▶ _Short exercise_
Transcribe the listing in full, excluding any pictures.

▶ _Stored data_

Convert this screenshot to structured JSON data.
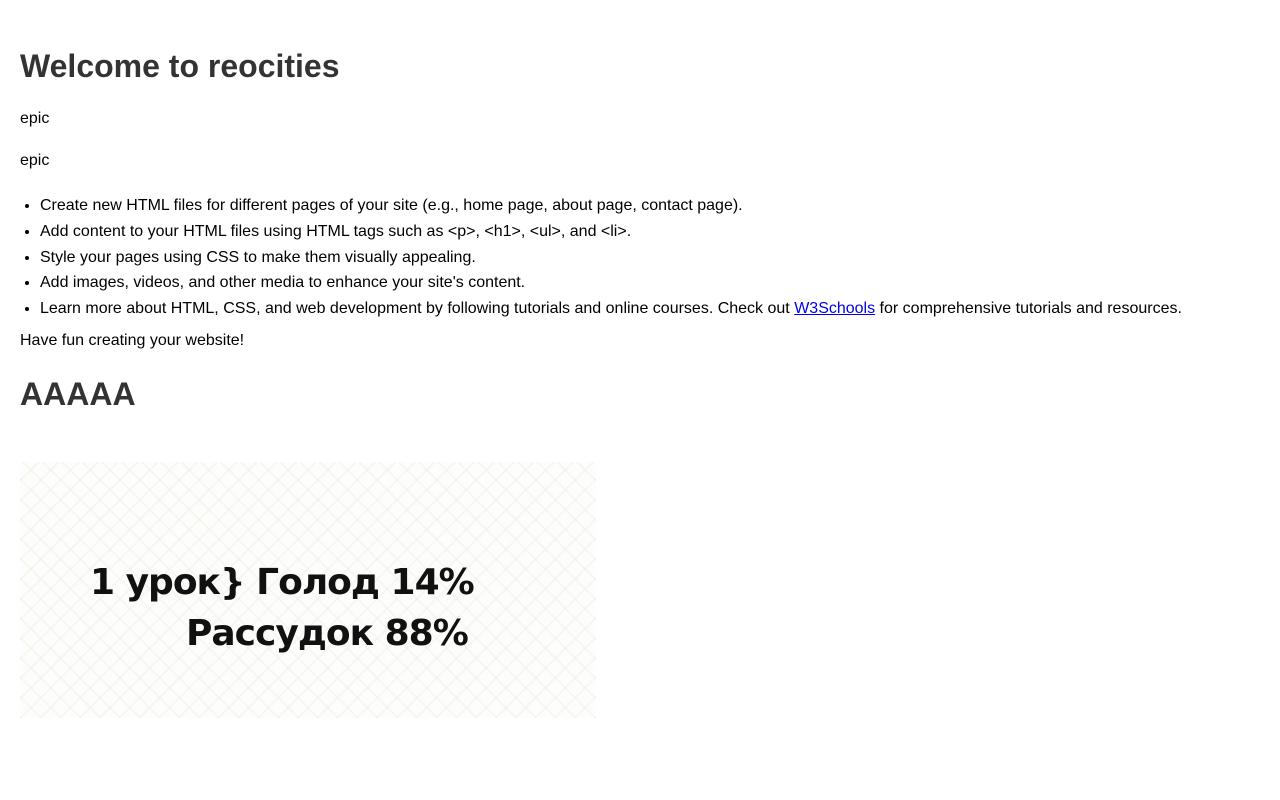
{
  "page": {
    "title": "Welcome to reocities",
    "paragraphs": [
      "epic",
      "epic"
    ],
    "tips": [
      {
        "text": "Create new HTML files for different pages of your site (e.g., home page, about page, contact page)."
      },
      {
        "text": "Add content to your HTML files using HTML tags such as <p>, <h1>, <ul>, and <li>."
      },
      {
        "text": "Style your pages using CSS to make them visually appealing."
      },
      {
        "text": "Add images, videos, and other media to enhance your site's content."
      },
      {
        "before": "Learn more about HTML, CSS, and web development by following tutorials and online courses. Check out ",
        "link_text": "W3Schools",
        "after": " for comprehensive tutorials and resources."
      }
    ],
    "outro": "Have fun creating your website!",
    "subheading": "AAAAA",
    "image": {
      "line1": "1 урок} Голод 14%",
      "line2": "Рассудок 88%"
    }
  }
}
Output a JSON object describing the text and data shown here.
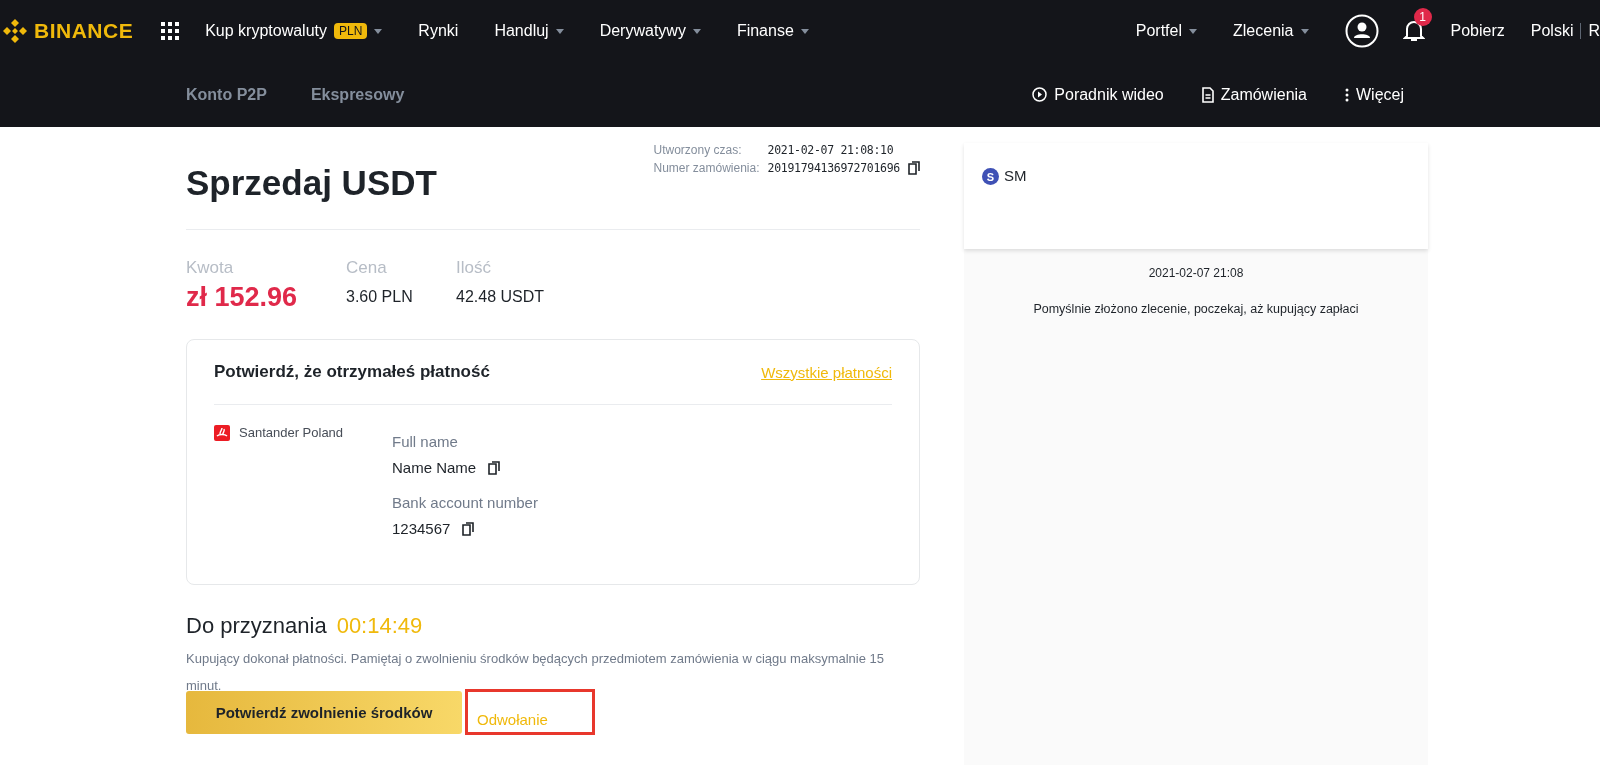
{
  "header": {
    "logo": "BINANCE",
    "nav": [
      {
        "label": "Kup kryptowaluty",
        "badge": "PLN",
        "dropdown": true
      },
      {
        "label": "Rynki",
        "dropdown": false
      },
      {
        "label": "Handluj",
        "dropdown": true
      },
      {
        "label": "Derywatywy",
        "dropdown": true
      },
      {
        "label": "Finanse",
        "dropdown": true
      }
    ],
    "right": [
      {
        "label": "Portfel",
        "dropdown": true
      },
      {
        "label": "Zlecenia",
        "dropdown": true
      }
    ],
    "notifications": "1",
    "download": "Pobierz",
    "language": "Polski",
    "currency": "R"
  },
  "subnav": {
    "tabs": [
      {
        "label": "Konto P2P"
      },
      {
        "label": "Ekspresowy"
      }
    ],
    "actions": [
      {
        "label": "Poradnik wideo",
        "kind": "video"
      },
      {
        "label": "Zamówienia",
        "kind": "document"
      },
      {
        "label": "Więcej",
        "kind": "more"
      }
    ]
  },
  "order": {
    "title": "Sprzedaj USDT",
    "created_label": "Utworzony czas:",
    "created_value": "2021-02-07 21:08:10",
    "number_label": "Numer zamówienia:",
    "number_value": "20191794136972701696",
    "stats": [
      {
        "label": "Kwota",
        "value": "zł 152.96",
        "kind": "amount"
      },
      {
        "label": "Cena",
        "value": "3.60 PLN",
        "kind": "plain"
      },
      {
        "label": "Ilość",
        "value": "42.48 USDT",
        "kind": "plain"
      }
    ]
  },
  "payment": {
    "title": "Potwierdź, że otrzymałeś płatność",
    "link": "Wszystkie płatności",
    "bank": "Santander Poland",
    "fields": [
      {
        "label": "Full name",
        "value": "Name Name"
      },
      {
        "label": "Bank account number",
        "value": "1234567"
      }
    ]
  },
  "release": {
    "label": "Do przyznania",
    "time": "00:14:49",
    "note": "Kupujący dokonał płatności. Pamiętaj o zwolnieniu środków będących przedmiotem zamówienia w ciągu maksymalnie 15 minut.",
    "confirm": "Potwierdź zwolnienie środków",
    "appeal": {
      "label": "Odwołanie",
      "highlighted": true
    }
  },
  "chat": {
    "avatar": "S",
    "name": "SM",
    "time": "2021-02-07 21:08",
    "message": "Pomyślnie złożono zlecenie, poczekaj, aż kupujący zapłaci"
  }
}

▶ _Reply to the exercise_
Convert this screenshot to structured JSON data.
{
  "page": {
    "title": "Welcome to reocities",
    "paragraphs": [
      "epic",
      "epic"
    ],
    "tips": [
      {
        "text": "Create new HTML files for different pages of your site (e.g., home page, about page, contact page)."
      },
      {
        "text": "Add content to your HTML files using HTML tags such as <p>, <h1>, <ul>, and <li>."
      },
      {
        "text": "Style your pages using CSS to make them visually appealing."
      },
      {
        "text": "Add images, videos, and other media to enhance your site's content."
      },
      {
        "before": "Learn more about HTML, CSS, and web development by following tutorials and online courses. Check out ",
        "link_text": "W3Schools",
        "after": " for comprehensive tutorials and resources."
      }
    ],
    "outro": "Have fun creating your website!",
    "subheading": "AAAAA",
    "image": {
      "line1": "1 урок} Голод 14%",
      "line2": "Рассудок 88%"
    }
  }
}
Output a JSON object describing the text and data shown here.
{
  "header": {
    "logo": "BINANCE",
    "nav": [
      {
        "label": "Kup kryptowaluty",
        "badge": "PLN",
        "dropdown": true
      },
      {
        "label": "Rynki",
        "dropdown": false
      },
      {
        "label": "Handluj",
        "dropdown": true
      },
      {
        "label": "Derywatywy",
        "dropdown": true
      },
      {
        "label": "Finanse",
        "dropdown": true
      }
    ],
    "right": [
      {
        "label": "Portfel",
        "dropdown": true
      },
      {
        "label": "Zlecenia",
        "dropdown": true
      }
    ],
    "notifications": "1",
    "download": "Pobierz",
    "language": "Polski",
    "currency": "R"
  },
  "subnav": {
    "tabs": [
      {
        "label": "Konto P2P"
      },
      {
        "label": "Ekspresowy"
      }
    ],
    "actions": [
      {
        "label": "Poradnik wideo",
        "kind": "video"
      },
      {
        "label": "Zamówienia",
        "kind": "document"
      },
      {
        "label": "Więcej",
        "kind": "more"
      }
    ]
  },
  "order": {
    "title": "Sprzedaj USDT",
    "created_label": "Utworzony czas:",
    "created_value": "2021-02-07 21:08:10",
    "number_label": "Numer zamówienia:",
    "number_value": "20191794136972701696",
    "stats": [
      {
        "label": "Kwota",
        "value": "zł 152.96",
        "kind": "amount"
      },
      {
        "label": "Cena",
        "value": "3.60 PLN",
        "kind": "plain"
      },
      {
        "label": "Ilość",
        "value": "42.48 USDT",
        "kind": "plain"
      }
    ]
  },
  "payment": {
    "title": "Potwierdź, że otrzymałeś płatność",
    "link": "Wszystkie płatności",
    "bank": "Santander Poland",
    "fields": [
      {
        "label": "Full name",
        "value": "Name Name"
      },
      {
        "label": "Bank account number",
        "value": "1234567"
      }
    ]
  },
  "release": {
    "label": "Do przyznania",
    "time": "00:14:49",
    "note": "Kupujący dokonał płatności. Pamiętaj o zwolnieniu środków będących przedmiotem zamówienia w ciągu maksymalnie 15 minut.",
    "confirm": "Potwierdź zwolnienie środków",
    "appeal": {
      "label": "Odwołanie",
      "highlighted": true
    }
  },
  "chat": {
    "avatar": "S",
    "name": "SM",
    "time": "2021-02-07 21:08",
    "message": "Pomyślnie złożono zlecenie, poczekaj, aż kupujący zapłaci"
  }
}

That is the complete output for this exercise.